To be done -> Pull out every line from the listing that has the word "eyes".

Part of a data file
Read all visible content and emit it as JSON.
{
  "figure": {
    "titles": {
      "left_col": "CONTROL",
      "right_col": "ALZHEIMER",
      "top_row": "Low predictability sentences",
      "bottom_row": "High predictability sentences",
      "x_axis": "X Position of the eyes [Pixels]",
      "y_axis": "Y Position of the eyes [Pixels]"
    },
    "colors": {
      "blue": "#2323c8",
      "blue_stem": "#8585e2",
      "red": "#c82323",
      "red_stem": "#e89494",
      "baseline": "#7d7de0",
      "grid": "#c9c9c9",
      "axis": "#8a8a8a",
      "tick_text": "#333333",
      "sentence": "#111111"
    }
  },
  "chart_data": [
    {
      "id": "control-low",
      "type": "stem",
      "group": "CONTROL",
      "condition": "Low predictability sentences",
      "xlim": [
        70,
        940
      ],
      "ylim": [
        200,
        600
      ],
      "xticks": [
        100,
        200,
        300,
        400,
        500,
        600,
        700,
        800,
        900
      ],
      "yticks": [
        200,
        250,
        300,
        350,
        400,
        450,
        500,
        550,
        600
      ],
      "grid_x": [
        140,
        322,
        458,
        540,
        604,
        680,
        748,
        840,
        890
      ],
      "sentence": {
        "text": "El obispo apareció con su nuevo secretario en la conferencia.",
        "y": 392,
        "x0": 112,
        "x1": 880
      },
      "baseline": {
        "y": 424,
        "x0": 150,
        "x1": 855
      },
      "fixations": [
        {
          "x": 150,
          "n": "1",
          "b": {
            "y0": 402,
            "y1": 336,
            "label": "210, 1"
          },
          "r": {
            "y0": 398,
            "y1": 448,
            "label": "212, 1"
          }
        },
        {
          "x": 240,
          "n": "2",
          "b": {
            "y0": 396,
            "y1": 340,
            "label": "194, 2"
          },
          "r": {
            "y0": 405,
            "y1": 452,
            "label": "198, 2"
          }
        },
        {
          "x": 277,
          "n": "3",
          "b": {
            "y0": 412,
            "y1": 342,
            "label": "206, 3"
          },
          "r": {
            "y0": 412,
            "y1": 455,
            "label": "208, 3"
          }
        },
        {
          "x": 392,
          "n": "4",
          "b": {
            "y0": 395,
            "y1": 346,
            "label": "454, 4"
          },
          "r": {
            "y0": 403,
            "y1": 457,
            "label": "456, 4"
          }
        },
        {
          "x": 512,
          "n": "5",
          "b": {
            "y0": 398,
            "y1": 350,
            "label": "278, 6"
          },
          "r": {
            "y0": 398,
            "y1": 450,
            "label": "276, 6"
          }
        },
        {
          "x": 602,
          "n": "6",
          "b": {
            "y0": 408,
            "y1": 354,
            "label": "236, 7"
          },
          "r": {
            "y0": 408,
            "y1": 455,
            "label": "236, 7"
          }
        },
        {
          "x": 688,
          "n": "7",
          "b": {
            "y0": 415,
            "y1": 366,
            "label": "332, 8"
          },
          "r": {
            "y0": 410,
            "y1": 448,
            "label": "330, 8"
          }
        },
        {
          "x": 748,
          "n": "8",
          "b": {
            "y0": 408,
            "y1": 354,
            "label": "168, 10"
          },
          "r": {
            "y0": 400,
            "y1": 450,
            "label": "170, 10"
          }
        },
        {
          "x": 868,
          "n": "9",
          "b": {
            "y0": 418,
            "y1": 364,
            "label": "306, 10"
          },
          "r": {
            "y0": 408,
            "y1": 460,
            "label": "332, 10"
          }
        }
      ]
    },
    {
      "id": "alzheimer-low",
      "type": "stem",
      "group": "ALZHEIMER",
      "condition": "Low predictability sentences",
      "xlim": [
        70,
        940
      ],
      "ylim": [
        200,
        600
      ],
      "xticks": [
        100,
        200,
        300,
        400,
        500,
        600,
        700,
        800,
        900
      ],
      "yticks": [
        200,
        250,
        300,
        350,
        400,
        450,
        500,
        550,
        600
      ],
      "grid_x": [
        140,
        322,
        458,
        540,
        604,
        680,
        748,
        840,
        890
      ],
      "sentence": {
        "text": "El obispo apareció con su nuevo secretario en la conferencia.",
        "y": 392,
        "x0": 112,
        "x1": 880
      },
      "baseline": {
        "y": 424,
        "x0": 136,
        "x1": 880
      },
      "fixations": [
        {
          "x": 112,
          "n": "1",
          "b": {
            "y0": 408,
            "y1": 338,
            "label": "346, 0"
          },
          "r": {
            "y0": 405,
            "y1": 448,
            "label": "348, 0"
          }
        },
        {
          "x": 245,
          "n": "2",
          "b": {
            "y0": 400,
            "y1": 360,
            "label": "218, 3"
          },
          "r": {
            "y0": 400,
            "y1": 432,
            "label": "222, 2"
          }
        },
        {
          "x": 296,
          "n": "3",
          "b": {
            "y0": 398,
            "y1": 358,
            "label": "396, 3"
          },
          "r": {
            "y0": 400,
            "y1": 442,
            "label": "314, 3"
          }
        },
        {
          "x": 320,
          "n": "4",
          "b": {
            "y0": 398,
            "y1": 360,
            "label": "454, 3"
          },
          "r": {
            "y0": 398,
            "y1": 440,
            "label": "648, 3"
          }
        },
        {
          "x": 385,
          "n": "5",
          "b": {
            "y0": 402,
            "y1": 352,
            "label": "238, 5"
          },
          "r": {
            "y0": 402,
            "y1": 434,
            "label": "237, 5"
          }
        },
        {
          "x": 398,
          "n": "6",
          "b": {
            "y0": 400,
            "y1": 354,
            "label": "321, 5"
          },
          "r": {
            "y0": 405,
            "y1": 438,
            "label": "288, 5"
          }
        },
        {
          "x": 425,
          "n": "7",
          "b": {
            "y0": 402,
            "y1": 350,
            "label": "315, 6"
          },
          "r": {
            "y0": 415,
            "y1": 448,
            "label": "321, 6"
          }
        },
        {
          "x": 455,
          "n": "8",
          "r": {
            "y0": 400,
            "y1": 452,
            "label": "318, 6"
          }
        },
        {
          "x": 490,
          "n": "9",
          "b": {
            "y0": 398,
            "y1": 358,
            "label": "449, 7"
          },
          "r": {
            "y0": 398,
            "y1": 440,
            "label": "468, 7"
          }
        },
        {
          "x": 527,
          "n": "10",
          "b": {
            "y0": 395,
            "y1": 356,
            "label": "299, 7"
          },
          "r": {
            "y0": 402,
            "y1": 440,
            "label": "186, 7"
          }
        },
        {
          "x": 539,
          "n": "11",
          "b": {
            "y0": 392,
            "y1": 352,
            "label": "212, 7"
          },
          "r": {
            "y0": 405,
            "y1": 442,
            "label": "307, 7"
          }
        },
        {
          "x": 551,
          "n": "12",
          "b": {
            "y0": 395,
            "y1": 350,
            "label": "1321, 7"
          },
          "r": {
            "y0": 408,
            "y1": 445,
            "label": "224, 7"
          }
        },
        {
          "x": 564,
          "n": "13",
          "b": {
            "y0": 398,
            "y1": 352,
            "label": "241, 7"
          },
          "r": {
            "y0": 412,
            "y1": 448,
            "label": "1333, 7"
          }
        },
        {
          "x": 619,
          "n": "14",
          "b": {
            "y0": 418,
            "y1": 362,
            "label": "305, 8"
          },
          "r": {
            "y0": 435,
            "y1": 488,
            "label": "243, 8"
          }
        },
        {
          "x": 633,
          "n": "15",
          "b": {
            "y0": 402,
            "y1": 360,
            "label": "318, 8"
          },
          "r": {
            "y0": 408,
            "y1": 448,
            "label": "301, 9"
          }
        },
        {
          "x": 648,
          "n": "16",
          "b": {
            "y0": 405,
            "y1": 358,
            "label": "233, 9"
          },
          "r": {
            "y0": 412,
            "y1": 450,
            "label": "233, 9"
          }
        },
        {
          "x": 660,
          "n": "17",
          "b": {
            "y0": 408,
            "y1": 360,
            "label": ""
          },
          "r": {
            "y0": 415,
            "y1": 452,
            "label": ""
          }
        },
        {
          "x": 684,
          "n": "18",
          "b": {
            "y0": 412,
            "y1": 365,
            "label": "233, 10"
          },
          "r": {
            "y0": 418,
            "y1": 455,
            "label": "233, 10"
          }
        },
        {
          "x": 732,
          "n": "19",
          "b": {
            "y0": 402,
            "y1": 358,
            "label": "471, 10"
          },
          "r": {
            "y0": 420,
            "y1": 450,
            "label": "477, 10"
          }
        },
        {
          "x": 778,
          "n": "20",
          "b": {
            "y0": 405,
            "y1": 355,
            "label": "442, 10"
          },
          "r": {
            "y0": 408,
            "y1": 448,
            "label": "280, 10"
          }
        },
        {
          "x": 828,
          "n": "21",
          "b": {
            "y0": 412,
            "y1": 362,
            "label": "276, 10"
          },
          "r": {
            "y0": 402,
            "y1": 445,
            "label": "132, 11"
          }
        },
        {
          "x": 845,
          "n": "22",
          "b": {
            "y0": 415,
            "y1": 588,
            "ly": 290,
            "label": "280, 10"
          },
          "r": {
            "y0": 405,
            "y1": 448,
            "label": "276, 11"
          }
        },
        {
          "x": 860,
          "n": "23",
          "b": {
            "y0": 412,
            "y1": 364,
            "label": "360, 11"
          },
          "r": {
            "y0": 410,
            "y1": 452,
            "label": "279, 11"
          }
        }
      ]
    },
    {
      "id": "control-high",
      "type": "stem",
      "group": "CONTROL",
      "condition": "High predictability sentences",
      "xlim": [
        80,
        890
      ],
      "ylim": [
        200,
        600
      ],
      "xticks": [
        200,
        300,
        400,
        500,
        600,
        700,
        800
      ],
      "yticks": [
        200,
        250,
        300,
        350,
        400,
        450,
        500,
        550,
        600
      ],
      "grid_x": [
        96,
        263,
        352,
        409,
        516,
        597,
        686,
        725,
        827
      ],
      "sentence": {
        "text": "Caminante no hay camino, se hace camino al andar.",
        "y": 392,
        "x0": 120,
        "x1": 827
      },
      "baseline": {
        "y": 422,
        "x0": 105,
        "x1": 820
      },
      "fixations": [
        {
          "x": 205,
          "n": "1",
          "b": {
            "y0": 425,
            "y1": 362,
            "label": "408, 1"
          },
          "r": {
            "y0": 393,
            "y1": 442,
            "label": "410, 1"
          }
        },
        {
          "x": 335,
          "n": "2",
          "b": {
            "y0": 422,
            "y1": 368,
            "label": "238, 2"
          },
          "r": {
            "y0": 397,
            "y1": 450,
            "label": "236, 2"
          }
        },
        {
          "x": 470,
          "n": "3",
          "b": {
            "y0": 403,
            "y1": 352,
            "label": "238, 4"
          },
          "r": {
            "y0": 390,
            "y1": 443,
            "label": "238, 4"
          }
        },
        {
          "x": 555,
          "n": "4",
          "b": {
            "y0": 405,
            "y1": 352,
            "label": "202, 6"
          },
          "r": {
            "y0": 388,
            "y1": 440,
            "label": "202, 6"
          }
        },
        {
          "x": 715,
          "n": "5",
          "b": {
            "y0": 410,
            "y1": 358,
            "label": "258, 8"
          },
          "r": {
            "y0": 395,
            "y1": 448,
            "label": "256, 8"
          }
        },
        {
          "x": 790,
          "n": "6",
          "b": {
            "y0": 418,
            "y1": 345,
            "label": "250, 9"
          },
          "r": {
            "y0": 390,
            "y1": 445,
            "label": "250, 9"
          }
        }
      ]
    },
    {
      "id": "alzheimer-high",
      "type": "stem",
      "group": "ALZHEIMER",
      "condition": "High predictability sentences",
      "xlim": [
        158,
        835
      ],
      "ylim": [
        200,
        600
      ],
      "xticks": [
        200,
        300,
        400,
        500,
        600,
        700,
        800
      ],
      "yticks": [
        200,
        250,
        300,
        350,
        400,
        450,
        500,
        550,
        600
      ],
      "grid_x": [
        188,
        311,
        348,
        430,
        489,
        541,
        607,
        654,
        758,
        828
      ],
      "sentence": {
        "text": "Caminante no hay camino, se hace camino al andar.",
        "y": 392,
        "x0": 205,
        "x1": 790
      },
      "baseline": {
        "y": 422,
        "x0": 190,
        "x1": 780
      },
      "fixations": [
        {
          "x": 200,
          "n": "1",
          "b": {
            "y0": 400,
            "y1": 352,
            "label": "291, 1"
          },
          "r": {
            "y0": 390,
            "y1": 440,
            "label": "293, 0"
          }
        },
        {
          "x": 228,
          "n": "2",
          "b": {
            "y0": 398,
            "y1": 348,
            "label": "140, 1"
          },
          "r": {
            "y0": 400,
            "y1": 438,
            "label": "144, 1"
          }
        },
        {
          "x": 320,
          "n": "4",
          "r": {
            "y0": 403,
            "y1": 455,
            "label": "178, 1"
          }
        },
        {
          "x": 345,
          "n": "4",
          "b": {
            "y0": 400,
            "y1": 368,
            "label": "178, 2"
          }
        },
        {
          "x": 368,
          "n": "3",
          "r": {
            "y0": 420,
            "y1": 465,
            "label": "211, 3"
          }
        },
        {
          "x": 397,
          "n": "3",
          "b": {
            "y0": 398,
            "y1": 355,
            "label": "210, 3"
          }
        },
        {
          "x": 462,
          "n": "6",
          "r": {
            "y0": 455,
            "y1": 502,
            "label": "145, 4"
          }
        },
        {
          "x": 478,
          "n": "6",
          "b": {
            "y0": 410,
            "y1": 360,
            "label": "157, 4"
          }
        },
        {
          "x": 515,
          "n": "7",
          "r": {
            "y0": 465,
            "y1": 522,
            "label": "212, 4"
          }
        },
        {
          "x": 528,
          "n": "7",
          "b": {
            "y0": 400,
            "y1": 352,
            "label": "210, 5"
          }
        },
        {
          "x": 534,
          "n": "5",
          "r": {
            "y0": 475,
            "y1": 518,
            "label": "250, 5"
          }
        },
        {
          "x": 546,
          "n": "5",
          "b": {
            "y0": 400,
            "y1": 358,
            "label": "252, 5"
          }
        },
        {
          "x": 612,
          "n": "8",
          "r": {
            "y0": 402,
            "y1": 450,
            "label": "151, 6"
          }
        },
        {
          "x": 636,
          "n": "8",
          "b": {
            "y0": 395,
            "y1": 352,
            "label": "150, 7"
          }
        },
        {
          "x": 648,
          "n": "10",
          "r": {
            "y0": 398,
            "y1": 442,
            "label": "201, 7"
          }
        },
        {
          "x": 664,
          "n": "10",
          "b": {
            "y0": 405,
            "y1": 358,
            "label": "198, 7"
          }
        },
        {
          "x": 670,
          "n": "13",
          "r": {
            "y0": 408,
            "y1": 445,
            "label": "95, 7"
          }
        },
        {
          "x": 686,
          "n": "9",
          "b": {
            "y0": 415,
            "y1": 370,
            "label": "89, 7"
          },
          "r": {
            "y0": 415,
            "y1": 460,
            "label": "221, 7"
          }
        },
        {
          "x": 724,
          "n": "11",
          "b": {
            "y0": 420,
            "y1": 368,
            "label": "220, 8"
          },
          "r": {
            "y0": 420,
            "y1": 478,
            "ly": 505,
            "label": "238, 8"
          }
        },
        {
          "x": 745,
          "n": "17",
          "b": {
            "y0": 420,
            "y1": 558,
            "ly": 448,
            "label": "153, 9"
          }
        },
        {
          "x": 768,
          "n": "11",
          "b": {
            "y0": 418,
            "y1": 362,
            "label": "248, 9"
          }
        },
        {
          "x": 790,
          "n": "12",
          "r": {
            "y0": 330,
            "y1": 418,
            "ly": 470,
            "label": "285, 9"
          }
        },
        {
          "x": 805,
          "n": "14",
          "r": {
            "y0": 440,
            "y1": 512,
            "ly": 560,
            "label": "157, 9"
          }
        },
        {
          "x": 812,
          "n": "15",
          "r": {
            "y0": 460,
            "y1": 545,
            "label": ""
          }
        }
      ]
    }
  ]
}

Solution to this task ->
      "x_axis": "X Position of the eyes [Pixels]",
      "y_axis": "Y Position of the eyes [Pixels]"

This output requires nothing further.